■ **WORK INSTRUCTIONS**:
Find the lines that contain the word "name" and copy each one.

■ **ROWS**:
====
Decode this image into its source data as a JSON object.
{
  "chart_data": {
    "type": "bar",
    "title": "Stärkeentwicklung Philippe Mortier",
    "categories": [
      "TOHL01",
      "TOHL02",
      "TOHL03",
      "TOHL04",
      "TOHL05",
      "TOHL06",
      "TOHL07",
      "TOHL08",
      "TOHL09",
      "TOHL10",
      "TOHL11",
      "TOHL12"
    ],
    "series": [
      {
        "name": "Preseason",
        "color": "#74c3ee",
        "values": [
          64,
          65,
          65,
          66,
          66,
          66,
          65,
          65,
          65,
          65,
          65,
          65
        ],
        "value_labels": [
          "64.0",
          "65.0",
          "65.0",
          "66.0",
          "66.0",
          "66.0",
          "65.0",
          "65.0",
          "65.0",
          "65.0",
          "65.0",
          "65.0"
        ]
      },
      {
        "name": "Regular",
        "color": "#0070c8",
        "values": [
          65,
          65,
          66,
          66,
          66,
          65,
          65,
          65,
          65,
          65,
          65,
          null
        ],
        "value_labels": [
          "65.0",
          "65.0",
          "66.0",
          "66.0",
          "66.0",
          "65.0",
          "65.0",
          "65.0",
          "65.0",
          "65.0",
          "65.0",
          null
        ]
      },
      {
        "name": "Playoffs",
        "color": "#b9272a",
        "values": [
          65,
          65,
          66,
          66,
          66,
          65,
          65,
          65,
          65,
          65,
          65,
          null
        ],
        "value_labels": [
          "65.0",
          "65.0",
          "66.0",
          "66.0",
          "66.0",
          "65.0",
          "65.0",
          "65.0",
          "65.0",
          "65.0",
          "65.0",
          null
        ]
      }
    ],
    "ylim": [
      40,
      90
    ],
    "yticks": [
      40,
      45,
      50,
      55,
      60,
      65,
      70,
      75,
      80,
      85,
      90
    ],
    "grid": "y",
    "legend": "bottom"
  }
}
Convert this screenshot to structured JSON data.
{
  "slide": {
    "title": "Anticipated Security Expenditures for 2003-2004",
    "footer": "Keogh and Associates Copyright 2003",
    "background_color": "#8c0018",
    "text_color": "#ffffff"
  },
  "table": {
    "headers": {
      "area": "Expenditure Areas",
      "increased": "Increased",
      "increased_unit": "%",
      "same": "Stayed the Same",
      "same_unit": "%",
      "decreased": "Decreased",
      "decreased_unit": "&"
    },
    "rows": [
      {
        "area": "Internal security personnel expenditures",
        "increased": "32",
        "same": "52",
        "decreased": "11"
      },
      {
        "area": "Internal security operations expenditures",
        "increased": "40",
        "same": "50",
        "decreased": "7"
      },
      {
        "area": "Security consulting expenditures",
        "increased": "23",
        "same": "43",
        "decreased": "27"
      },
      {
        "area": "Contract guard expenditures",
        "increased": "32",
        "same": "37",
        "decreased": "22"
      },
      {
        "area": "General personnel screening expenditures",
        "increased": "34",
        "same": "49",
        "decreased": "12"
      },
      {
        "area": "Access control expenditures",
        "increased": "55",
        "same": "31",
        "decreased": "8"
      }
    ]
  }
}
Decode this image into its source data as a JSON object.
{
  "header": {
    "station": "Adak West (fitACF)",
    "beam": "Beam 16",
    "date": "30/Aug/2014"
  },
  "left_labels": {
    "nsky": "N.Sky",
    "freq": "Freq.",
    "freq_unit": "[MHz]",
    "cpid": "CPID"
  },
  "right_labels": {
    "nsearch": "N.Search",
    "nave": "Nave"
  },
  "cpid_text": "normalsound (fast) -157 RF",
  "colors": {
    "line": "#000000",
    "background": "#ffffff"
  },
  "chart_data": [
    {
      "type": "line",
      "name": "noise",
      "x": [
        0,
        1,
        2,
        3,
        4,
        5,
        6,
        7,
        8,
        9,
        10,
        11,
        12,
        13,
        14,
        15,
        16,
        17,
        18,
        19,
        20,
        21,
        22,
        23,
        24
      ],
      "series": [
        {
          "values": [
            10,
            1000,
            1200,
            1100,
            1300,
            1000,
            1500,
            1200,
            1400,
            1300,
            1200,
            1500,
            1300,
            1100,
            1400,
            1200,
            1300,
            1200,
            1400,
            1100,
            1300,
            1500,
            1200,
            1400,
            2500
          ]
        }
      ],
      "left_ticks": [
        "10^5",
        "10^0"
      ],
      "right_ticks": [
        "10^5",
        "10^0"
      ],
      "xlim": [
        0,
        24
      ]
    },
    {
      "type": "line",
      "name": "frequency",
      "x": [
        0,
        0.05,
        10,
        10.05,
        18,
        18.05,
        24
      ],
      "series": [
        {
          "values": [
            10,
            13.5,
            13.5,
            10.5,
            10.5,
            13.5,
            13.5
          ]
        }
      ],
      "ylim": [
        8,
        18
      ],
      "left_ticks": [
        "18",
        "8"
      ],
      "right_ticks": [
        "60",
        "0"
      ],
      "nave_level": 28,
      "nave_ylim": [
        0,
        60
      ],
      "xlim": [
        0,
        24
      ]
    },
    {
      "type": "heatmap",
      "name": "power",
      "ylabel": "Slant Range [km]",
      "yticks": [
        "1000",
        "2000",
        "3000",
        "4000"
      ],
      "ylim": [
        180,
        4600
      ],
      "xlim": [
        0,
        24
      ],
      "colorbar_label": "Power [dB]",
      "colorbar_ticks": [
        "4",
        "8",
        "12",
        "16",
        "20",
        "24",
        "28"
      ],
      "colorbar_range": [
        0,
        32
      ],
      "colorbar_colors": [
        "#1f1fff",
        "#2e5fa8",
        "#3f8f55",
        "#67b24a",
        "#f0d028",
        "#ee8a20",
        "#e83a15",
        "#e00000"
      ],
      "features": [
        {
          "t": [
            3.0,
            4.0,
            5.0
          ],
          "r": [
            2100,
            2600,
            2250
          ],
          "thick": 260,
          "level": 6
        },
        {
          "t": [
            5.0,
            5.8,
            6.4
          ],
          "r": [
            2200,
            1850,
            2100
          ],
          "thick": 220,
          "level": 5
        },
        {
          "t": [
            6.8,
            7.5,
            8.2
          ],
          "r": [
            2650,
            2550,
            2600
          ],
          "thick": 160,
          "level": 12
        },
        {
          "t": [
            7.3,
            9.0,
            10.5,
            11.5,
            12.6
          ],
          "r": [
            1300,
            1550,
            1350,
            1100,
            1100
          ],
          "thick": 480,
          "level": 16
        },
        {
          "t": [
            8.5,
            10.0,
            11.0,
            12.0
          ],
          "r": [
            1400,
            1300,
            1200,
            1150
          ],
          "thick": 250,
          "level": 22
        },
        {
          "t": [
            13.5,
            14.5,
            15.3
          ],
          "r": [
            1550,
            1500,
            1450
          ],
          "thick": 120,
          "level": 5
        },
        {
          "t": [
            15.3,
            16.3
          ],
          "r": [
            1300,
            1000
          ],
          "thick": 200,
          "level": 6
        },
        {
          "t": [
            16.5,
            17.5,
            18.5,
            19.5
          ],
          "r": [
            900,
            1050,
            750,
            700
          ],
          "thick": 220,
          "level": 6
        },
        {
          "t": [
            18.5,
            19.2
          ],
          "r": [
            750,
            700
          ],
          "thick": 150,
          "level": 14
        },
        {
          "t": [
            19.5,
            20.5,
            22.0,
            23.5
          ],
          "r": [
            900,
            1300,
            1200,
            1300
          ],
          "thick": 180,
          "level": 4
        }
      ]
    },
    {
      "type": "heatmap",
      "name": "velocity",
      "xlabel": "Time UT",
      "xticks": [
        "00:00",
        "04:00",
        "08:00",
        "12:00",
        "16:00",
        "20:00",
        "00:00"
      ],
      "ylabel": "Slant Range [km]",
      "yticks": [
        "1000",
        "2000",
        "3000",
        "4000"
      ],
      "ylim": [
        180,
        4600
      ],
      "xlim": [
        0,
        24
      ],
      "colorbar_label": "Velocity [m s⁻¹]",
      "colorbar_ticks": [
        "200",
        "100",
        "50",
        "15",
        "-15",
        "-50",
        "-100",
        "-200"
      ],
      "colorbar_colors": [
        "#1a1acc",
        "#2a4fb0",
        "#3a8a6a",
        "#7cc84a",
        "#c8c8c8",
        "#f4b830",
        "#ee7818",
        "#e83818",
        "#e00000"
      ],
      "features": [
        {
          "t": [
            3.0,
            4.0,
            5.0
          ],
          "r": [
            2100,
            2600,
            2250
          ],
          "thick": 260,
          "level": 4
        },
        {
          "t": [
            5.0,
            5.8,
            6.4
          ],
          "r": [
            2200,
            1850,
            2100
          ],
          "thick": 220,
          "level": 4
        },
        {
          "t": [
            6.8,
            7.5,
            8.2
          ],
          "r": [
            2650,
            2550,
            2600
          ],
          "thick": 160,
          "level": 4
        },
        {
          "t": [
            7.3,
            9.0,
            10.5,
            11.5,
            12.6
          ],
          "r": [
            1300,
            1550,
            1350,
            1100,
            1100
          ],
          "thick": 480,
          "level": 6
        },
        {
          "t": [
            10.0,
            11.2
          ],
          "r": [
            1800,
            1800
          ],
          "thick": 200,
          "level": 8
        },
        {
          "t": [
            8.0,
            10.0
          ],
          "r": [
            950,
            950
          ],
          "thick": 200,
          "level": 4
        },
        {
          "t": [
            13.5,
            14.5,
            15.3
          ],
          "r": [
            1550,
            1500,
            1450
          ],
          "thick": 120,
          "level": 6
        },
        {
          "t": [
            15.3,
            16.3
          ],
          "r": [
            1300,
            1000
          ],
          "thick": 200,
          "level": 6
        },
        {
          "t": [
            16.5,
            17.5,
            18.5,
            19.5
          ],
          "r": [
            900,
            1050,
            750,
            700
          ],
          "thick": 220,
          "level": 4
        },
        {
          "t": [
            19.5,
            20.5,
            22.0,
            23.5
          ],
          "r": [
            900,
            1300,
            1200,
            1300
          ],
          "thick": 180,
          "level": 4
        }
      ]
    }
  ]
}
====
■ **RESPONSE TO THIS EXERCISE**:
        "name": "Preseason",
        "name": "Regular",
        "name": "Playoffs",
      "name": "noise",
      "name": "frequency",
      "name": "power",
      "name": "velocity",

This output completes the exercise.